▶ **WORK TO BE COMPLETED**
Extract each line holding the word "Teil" from the entries.

- - -

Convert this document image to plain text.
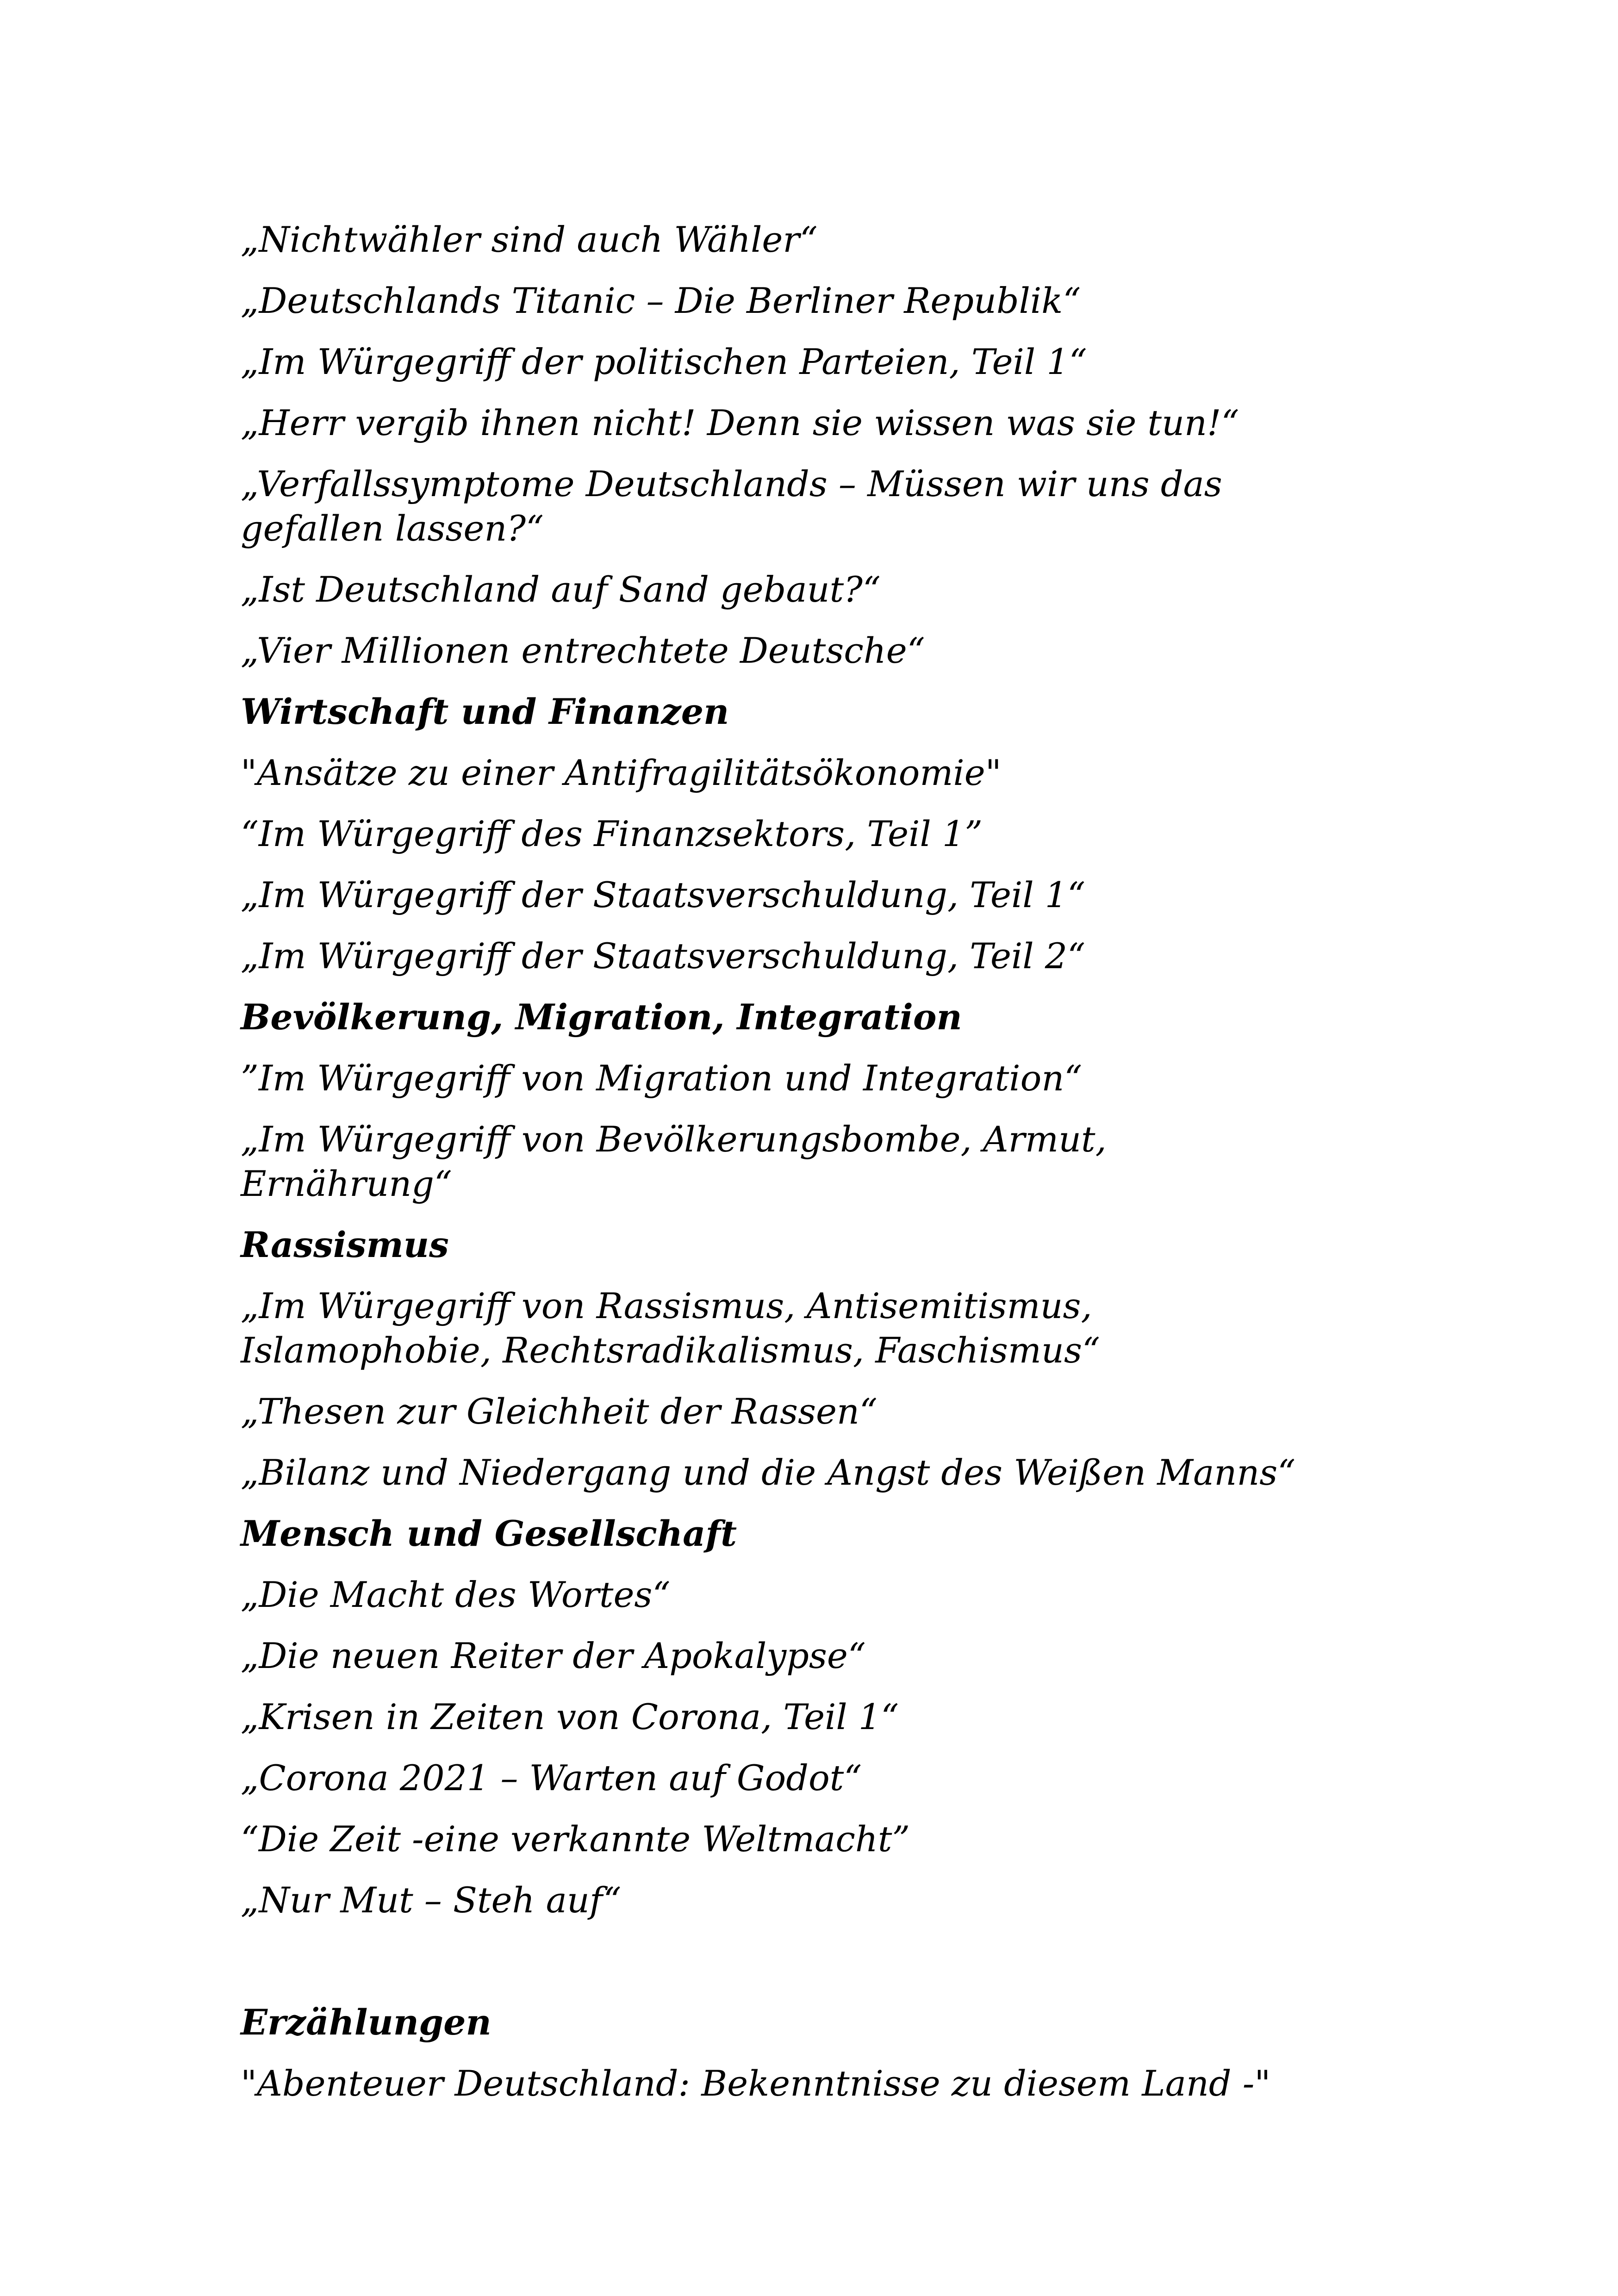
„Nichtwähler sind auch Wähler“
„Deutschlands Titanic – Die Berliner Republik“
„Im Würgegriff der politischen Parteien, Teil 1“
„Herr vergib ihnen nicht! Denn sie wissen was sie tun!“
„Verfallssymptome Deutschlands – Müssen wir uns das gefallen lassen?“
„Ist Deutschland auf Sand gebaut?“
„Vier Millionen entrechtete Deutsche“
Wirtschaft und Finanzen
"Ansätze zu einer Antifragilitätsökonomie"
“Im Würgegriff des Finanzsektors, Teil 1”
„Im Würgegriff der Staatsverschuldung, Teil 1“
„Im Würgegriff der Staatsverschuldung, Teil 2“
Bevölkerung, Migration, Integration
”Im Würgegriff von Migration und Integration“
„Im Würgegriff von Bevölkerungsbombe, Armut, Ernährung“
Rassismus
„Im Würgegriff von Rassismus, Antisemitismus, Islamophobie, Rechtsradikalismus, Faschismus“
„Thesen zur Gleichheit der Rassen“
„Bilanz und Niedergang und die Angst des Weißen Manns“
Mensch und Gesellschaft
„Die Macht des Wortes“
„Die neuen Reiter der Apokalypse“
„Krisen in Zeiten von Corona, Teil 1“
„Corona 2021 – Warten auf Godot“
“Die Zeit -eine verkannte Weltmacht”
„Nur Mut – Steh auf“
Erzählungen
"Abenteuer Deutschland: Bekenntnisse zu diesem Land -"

- - -

▶ **RESULT OF THIS TASK**
„Im Würgegriff der politischen Parteien, Teil 1“
“Im Würgegriff des Finanzsektors, Teil 1”
„Im Würgegriff der Staatsverschuldung, Teil 1“
„Im Würgegriff der Staatsverschuldung, Teil 2“
„Krisen in Zeiten von Corona, Teil 1“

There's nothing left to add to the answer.